---- Extracted data

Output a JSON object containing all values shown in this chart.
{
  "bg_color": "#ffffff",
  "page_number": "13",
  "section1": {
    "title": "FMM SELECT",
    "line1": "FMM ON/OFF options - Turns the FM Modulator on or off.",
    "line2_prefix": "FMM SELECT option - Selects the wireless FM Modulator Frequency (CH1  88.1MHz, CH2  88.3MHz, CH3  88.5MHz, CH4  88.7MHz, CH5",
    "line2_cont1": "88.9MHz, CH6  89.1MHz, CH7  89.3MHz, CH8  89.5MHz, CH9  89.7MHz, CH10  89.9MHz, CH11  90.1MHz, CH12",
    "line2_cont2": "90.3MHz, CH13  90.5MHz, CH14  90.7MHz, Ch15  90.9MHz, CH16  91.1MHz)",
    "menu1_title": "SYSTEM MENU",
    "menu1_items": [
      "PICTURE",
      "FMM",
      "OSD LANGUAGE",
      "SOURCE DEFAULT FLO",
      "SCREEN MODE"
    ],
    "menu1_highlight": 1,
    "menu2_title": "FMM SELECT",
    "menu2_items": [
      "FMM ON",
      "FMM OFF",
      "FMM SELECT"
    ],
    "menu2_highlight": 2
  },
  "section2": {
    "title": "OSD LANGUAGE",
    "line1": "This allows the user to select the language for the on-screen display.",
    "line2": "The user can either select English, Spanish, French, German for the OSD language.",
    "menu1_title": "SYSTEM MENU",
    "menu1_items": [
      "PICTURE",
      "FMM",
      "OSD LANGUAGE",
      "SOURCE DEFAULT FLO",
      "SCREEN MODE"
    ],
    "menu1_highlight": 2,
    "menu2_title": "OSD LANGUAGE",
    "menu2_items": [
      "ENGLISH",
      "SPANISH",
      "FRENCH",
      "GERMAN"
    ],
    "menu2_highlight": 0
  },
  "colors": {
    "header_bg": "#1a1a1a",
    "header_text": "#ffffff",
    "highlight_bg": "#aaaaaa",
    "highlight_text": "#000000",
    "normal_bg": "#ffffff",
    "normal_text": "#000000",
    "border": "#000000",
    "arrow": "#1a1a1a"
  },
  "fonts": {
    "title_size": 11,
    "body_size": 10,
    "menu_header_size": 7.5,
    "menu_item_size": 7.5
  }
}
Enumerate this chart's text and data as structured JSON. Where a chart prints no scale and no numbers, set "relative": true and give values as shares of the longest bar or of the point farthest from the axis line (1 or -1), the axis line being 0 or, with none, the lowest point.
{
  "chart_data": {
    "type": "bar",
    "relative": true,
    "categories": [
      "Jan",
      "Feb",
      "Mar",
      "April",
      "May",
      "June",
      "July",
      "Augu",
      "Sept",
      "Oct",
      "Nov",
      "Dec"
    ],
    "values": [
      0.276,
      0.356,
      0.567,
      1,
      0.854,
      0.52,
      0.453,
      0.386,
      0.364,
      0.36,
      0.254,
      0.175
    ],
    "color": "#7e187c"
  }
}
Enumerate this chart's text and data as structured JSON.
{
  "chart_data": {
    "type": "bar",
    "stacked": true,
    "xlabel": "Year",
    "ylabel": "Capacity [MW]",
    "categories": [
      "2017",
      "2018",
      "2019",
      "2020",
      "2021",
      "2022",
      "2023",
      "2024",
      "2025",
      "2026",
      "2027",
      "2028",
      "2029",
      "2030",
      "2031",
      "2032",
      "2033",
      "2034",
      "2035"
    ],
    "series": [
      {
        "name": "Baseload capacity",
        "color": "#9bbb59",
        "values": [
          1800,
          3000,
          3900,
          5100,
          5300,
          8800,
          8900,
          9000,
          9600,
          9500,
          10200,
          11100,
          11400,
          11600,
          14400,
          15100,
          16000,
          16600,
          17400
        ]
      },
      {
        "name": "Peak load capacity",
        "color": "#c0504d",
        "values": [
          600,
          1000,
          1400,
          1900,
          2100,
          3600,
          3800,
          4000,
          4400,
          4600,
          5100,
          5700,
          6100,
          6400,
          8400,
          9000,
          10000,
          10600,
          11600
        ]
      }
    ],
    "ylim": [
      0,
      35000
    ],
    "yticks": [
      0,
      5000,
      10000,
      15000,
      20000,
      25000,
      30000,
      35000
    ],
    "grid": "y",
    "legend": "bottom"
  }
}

--------

▶ **Task description**
The records above need to be transcribed in full. Keep every character unchanged.

▶ **Full solution**
Output a JSON object containing all values shown in this chart.
{
  "bg_color": "#ffffff",
  "page_number": "13",
  "section1": {
    "title": "FMM SELECT",
    "line1": "FMM ON/OFF options - Turns the FM Modulator on or off.",
    "line2_prefix": "FMM SELECT option - Selects the wireless FM Modulator Frequency (CH1  88.1MHz, CH2  88.3MHz, CH3  88.5MHz, CH4  88.7MHz, CH5",
    "line2_cont1": "88.9MHz, CH6  89.1MHz, CH7  89.3MHz, CH8  89.5MHz, CH9  89.7MHz, CH10  89.9MHz, CH11  90.1MHz, CH12",
    "line2_cont2": "90.3MHz, CH13  90.5MHz, CH14  90.7MHz, Ch15  90.9MHz, CH16  91.1MHz)",
    "menu1_title": "SYSTEM MENU",
    "menu1_items": [
      "PICTURE",
      "FMM",
      "OSD LANGUAGE",
      "SOURCE DEFAULT FLO",
      "SCREEN MODE"
    ],
    "menu1_highlight": 1,
    "menu2_title": "FMM SELECT",
    "menu2_items": [
      "FMM ON",
      "FMM OFF",
      "FMM SELECT"
    ],
    "menu2_highlight": 2
  },
  "section2": {
    "title": "OSD LANGUAGE",
    "line1": "This allows the user to select the language for the on-screen display.",
    "line2": "The user can either select English, Spanish, French, German for the OSD language.",
    "menu1_title": "SYSTEM MENU",
    "menu1_items": [
      "PICTURE",
      "FMM",
      "OSD LANGUAGE",
      "SOURCE DEFAULT FLO",
      "SCREEN MODE"
    ],
    "menu1_highlight": 2,
    "menu2_title": "OSD LANGUAGE",
    "menu2_items": [
      "ENGLISH",
      "SPANISH",
      "FRENCH",
      "GERMAN"
    ],
    "menu2_highlight": 0
  },
  "colors": {
    "header_bg": "#1a1a1a",
    "header_text": "#ffffff",
    "highlight_bg": "#aaaaaa",
    "highlight_text": "#000000",
    "normal_bg": "#ffffff",
    "normal_text": "#000000",
    "border": "#000000",
    "arrow": "#1a1a1a"
  },
  "fonts": {
    "title_size": 11,
    "body_size": 10,
    "menu_header_size": 7.5,
    "menu_item_size": 7.5
  }
}
Enumerate this chart's text and data as structured JSON. Where a chart prints no scale and no numbers, set "relative": true and give values as shares of the longest bar or of the point farthest from the axis line (1 or -1), the axis line being 0 or, with none, the lowest point.
{
  "chart_data": {
    "type": "bar",
    "relative": true,
    "categories": [
      "Jan",
      "Feb",
      "Mar",
      "April",
      "May",
      "June",
      "July",
      "Augu",
      "Sept",
      "Oct",
      "Nov",
      "Dec"
    ],
    "values": [
      0.276,
      0.356,
      0.567,
      1,
      0.854,
      0.52,
      0.453,
      0.386,
      0.364,
      0.36,
      0.254,
      0.175
    ],
    "color": "#7e187c"
  }
}
Enumerate this chart's text and data as structured JSON.
{
  "chart_data": {
    "type": "bar",
    "stacked": true,
    "xlabel": "Year",
    "ylabel": "Capacity [MW]",
    "categories": [
      "2017",
      "2018",
      "2019",
      "2020",
      "2021",
      "2022",
      "2023",
      "2024",
      "2025",
      "2026",
      "2027",
      "2028",
      "2029",
      "2030",
      "2031",
      "2032",
      "2033",
      "2034",
      "2035"
    ],
    "series": [
      {
        "name": "Baseload capacity",
        "color": "#9bbb59",
        "values": [
          1800,
          3000,
          3900,
          5100,
          5300,
          8800,
          8900,
          9000,
          9600,
          9500,
          10200,
          11100,
          11400,
          11600,
          14400,
          15100,
          16000,
          16600,
          17400
        ]
      },
      {
        "name": "Peak load capacity",
        "color": "#c0504d",
        "values": [
          600,
          1000,
          1400,
          1900,
          2100,
          3600,
          3800,
          4000,
          4400,
          4600,
          5100,
          5700,
          6100,
          6400,
          8400,
          9000,
          10000,
          10600,
          11600
        ]
      }
    ],
    "ylim": [
      0,
      35000
    ],
    "yticks": [
      0,
      5000,
      10000,
      15000,
      20000,
      25000,
      30000,
      35000
    ],
    "grid": "y",
    "legend": "bottom"
  }
}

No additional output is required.